Dataset entries
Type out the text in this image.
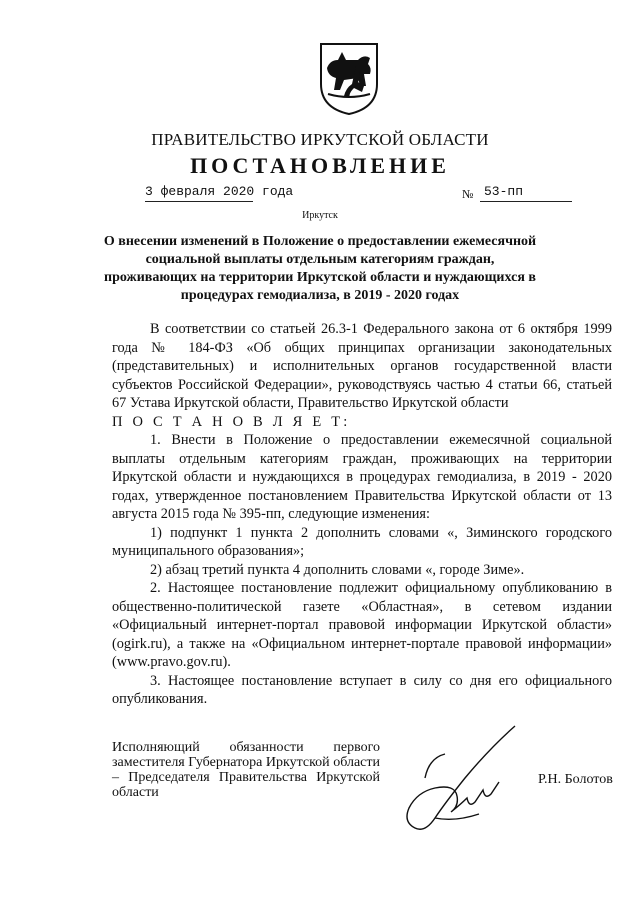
ПРАВИТЕЛЬСТВО ИРКУТСКОЙ ОБЛАСТИ
ПОСТАНОВЛЕНИЕ
3 февраля 2020 года	№ 53-пп
Иркутск
О внесении изменений в Положение о предоставлении ежемесячной социальной выплаты отдельным категориям граждан, проживающих на территории Иркутской области и нуждающихся в процедурах гемодиализа, в 2019 - 2020 годах

В соответствии со статьей 26.3-1 Федерального закона от 6 октября 1999 года № 184-ФЗ «Об общих принципах организации законодательных (представительных) и исполнительных органов государственной власти субъектов Российской Федерации», руководствуясь частью 4 статьи 66, статьей 67 Устава Иркутской области, Правительство Иркутской области

П О С Т А Н О В Л Я Е Т:

1. Внести в Положение о предоставлении ежемесячной социальной выплаты отдельным категориям граждан, проживающих на территории Иркутской области и нуждающихся в процедурах гемодиализа, в 2019 - 2020 годах, утвержденное постановлением Правительства Иркутской области от 13 августа 2015 года № 395-пп, следующие изменения:

1) подпункт 1 пункта 2 дополнить словами «, Зиминского городского муниципального образования»;

2) абзац третий пункта 4 дополнить словами «, городе Зиме».

2. Настоящее постановление подлежит официальному опубликованию в общественно-политической газете «Областная», в сетевом издании «Официальный интернет-портал правовой информации Иркутской области» (ogirk.ru), а также на «Официальном интернет-портале правовой информации» (www.pravo.gov.ru).

3. Настоящее постановление вступает в силу со дня его официального опубликования.

Исполняющий обязанности первого заместителя Губернатора Иркутской области – Председателя Правительства Иркутской области
Р.Н. Болотов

▶ [What is expected]: All of the lines above should be printed exactly, minus the pictures.

▶ [Written reply]:
Type out the text in this image.
ПРАВИТЕЛЬСТВО ИРКУТСКОЙ ОБЛАСТИ
ПОСТАНОВЛЕНИЕ
3 февраля 2020 года	№ 53-пп
Иркутск
О внесении изменений в Положение о предоставлении ежемесячной социальной выплаты отдельным категориям граждан, проживающих на территории Иркутской области и нуждающихся в процедурах гемодиализа, в 2019 - 2020 годах

В соответствии со статьей 26.3-1 Федерального закона от 6 октября 1999 года № 184-ФЗ «Об общих принципах организации законодательных (представительных) и исполнительных органов государственной власти субъектов Российской Федерации», руководствуясь частью 4 статьи 66, статьей 67 Устава Иркутской области, Правительство Иркутской области

П О С Т А Н О В Л Я Е Т:

1. Внести в Положение о предоставлении ежемесячной социальной выплаты отдельным категориям граждан, проживающих на территории Иркутской области и нуждающихся в процедурах гемодиализа, в 2019 - 2020 годах, утвержденное постановлением Правительства Иркутской области от 13 августа 2015 года № 395-пп, следующие изменения:

1) подпункт 1 пункта 2 дополнить словами «, Зиминского городского муниципального образования»;

2) абзац третий пункта 4 дополнить словами «, городе Зиме».

2. Настоящее постановление подлежит официальному опубликованию в общественно-политической газете «Областная», в сетевом издании «Официальный интернет-портал правовой информации Иркутской области» (ogirk.ru), а также на «Официальном интернет-портале правовой информации» (www.pravo.gov.ru).

3. Настоящее постановление вступает в силу со дня его официального опубликования.

Исполняющий обязанности первого заместителя Губернатора Иркутской области – Председателя Правительства Иркутской области
Р.Н. Болотов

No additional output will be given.